Recorded data
* * *

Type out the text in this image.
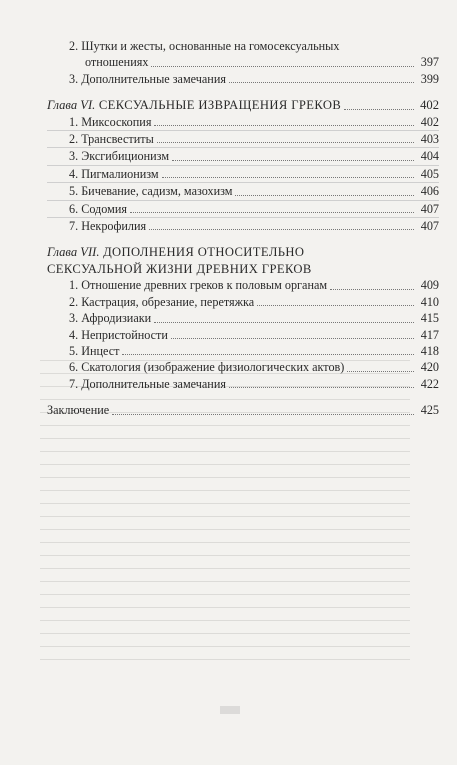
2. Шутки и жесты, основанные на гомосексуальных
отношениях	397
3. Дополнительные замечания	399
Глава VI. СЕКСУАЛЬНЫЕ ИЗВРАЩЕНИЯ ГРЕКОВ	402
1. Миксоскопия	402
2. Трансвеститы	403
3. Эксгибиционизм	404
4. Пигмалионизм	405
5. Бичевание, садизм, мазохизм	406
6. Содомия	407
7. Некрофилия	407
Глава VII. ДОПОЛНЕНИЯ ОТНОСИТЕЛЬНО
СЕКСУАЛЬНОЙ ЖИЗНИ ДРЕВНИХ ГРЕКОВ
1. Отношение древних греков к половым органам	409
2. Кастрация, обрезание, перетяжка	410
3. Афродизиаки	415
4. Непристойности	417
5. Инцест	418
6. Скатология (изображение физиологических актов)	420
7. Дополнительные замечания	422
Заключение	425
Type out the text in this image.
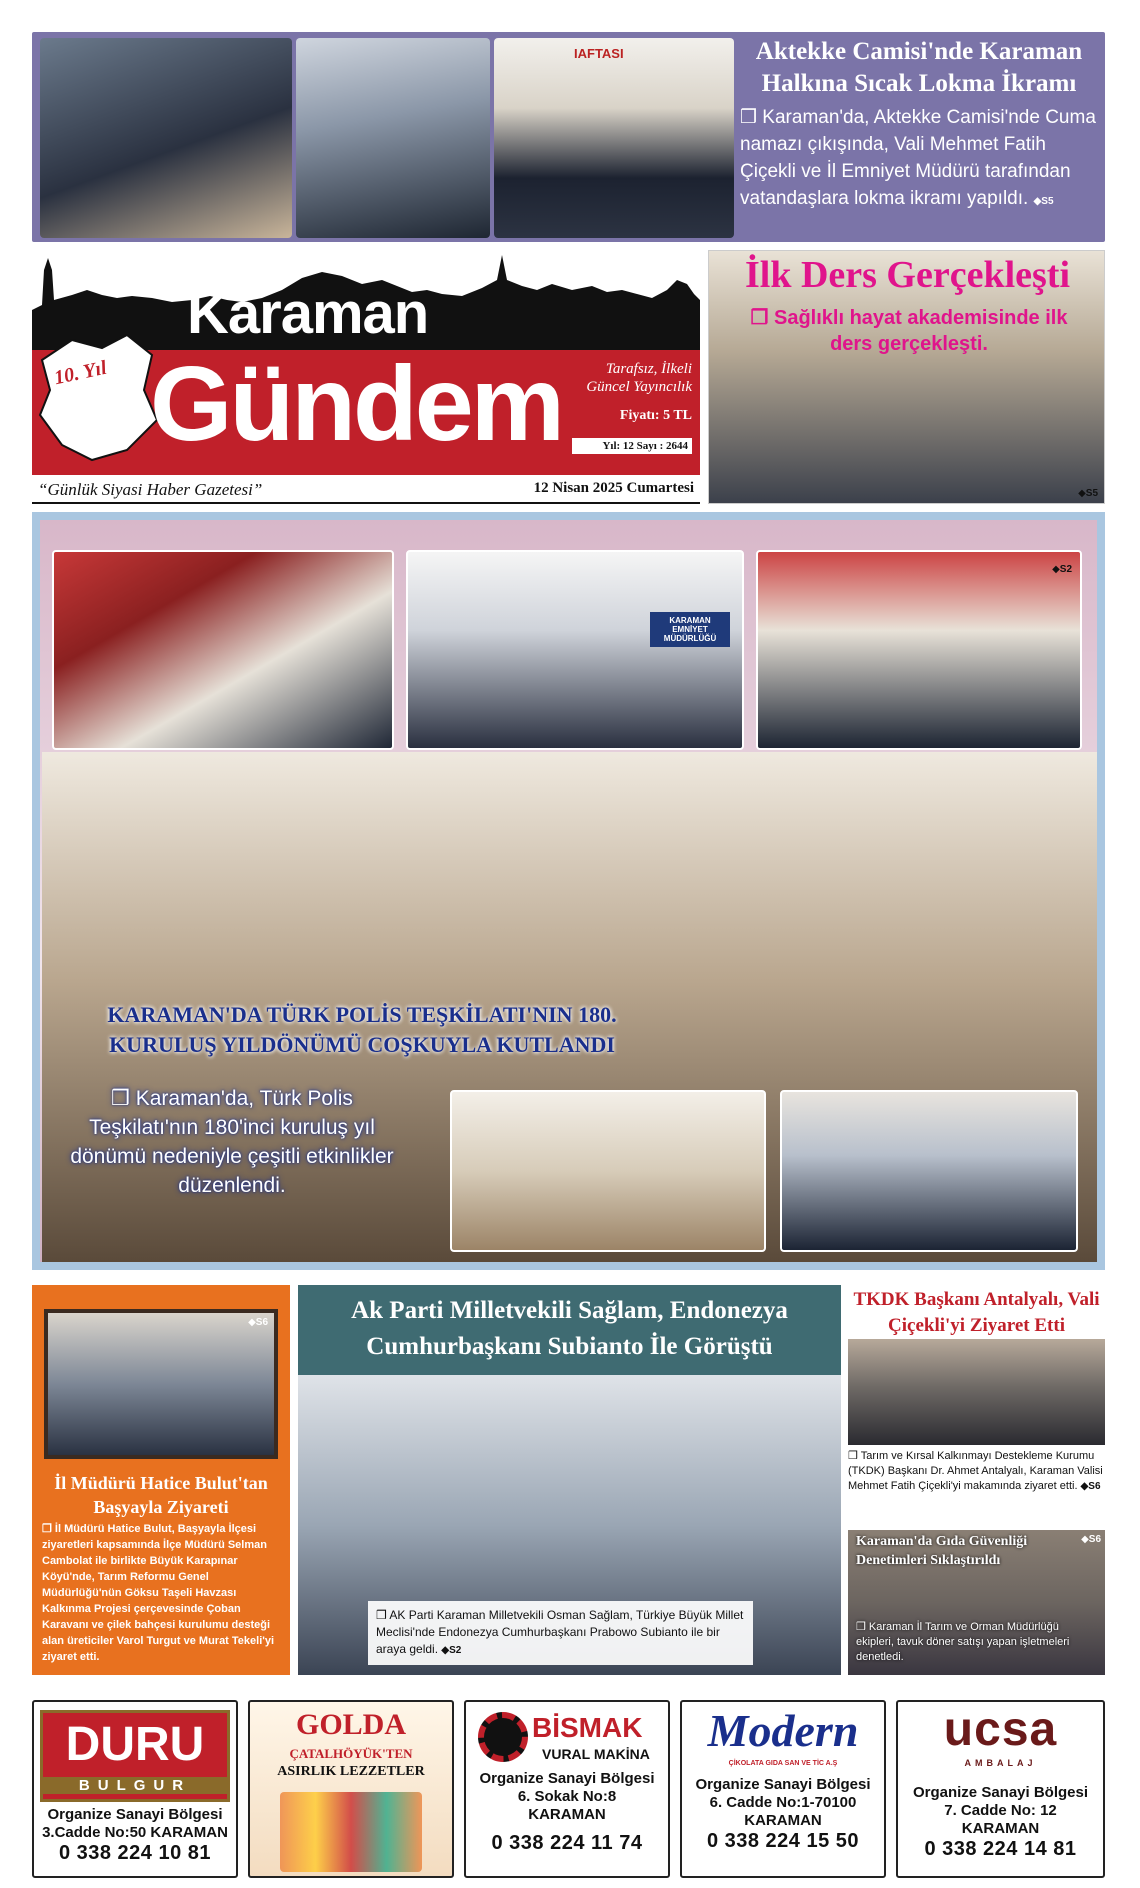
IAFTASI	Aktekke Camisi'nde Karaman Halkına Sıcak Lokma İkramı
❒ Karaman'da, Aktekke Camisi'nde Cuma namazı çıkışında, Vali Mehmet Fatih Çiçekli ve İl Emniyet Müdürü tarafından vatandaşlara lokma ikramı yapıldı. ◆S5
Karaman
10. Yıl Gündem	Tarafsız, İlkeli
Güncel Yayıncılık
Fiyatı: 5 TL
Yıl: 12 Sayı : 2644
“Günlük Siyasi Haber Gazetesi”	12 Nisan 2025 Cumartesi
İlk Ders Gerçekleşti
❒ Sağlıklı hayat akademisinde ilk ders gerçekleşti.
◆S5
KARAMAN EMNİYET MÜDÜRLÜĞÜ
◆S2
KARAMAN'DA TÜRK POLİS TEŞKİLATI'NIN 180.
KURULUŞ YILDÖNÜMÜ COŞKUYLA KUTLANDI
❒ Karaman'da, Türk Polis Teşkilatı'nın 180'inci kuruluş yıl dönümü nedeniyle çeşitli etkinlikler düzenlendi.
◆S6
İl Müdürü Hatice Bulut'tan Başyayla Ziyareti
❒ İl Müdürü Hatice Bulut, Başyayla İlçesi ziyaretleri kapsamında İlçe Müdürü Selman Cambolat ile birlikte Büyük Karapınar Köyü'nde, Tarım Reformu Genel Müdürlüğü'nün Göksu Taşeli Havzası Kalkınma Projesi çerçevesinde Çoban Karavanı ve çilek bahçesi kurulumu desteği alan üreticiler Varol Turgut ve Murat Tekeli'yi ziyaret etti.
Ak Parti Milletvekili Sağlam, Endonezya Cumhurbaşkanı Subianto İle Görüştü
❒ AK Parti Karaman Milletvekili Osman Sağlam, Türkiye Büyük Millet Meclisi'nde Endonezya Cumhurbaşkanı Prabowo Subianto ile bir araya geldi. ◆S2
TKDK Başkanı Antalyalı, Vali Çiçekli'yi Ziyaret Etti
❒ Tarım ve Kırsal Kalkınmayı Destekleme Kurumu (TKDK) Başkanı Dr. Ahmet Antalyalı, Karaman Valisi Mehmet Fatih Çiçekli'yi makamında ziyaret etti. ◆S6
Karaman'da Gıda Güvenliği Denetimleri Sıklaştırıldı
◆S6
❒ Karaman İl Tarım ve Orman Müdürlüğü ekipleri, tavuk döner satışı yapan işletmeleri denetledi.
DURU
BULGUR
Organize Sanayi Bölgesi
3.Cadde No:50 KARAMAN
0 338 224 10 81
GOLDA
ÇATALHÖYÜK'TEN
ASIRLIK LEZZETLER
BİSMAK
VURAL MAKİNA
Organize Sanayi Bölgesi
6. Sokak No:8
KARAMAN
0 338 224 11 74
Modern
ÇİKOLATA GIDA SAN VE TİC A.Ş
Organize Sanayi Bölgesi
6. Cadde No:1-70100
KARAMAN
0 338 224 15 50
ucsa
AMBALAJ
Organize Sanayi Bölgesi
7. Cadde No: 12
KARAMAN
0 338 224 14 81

* * *

## EXERCISE DETAILS
Determine how many lines of the data contain the word "Mehmet", and reply with that number only.

## ANSWER BELOW
2